- **INPUT ROWS**:
_ _ _

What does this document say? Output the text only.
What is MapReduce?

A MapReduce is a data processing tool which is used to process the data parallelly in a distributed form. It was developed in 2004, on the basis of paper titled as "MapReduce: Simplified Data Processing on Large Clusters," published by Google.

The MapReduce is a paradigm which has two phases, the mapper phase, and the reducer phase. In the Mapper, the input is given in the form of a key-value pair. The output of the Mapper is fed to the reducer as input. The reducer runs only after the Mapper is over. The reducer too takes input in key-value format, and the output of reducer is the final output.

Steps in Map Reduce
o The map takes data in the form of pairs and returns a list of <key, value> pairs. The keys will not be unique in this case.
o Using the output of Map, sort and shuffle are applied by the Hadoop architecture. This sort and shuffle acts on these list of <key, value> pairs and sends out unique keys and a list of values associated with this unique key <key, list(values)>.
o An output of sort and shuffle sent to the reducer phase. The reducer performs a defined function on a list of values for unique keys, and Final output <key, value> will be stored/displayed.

_ _ _

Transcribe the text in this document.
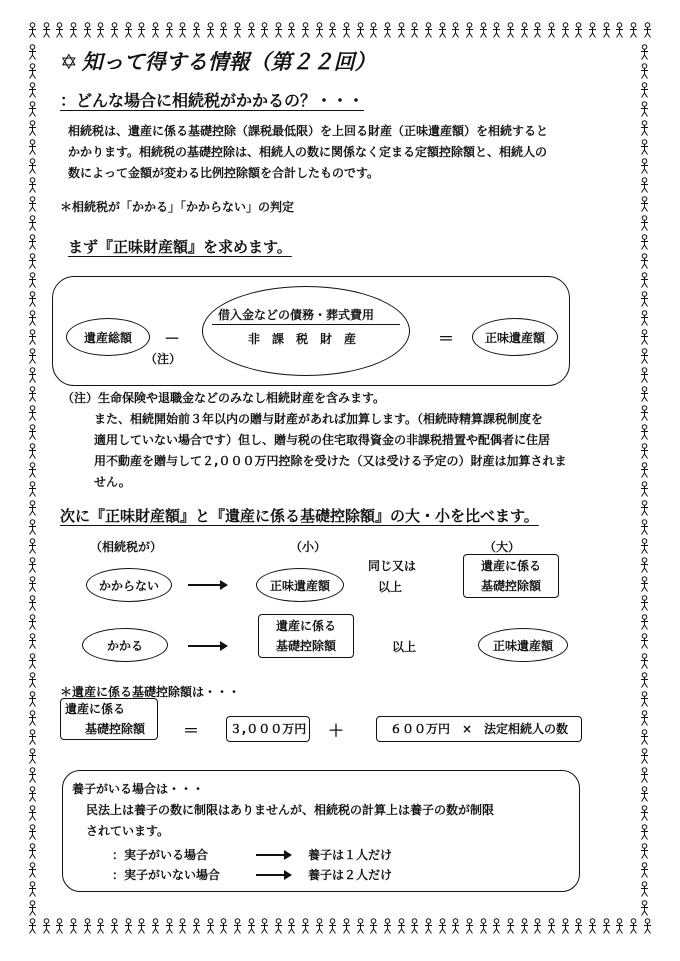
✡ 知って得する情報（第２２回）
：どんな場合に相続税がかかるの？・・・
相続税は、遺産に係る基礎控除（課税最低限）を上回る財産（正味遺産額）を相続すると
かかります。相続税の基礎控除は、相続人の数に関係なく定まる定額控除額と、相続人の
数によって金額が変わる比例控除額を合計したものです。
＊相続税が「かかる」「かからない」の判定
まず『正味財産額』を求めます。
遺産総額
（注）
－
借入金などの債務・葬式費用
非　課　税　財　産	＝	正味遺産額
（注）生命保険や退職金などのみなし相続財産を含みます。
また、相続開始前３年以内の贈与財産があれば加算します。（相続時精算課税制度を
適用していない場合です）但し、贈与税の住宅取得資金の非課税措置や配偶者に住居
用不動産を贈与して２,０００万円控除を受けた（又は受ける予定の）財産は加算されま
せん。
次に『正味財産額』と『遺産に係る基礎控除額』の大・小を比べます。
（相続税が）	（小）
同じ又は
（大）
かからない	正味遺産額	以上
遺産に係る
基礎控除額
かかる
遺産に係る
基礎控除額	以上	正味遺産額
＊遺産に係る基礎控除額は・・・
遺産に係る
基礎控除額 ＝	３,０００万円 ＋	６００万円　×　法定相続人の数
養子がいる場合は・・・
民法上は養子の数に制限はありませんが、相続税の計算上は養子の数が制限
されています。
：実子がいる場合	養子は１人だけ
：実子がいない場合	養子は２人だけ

_ _ _

Copy every line of the listing that contains the word "only".

What does this document say? Output the text only.
The MapReduce is a paradigm which has two phases, the mapper phase, and the reducer phase. In the Mapper, the input is given in the form of a key-value pair. The output of the Mapper is fed to the reducer as input. The reducer runs only after the Mapper is over. The reducer too takes input in key-value format, and the output of reducer is the final output.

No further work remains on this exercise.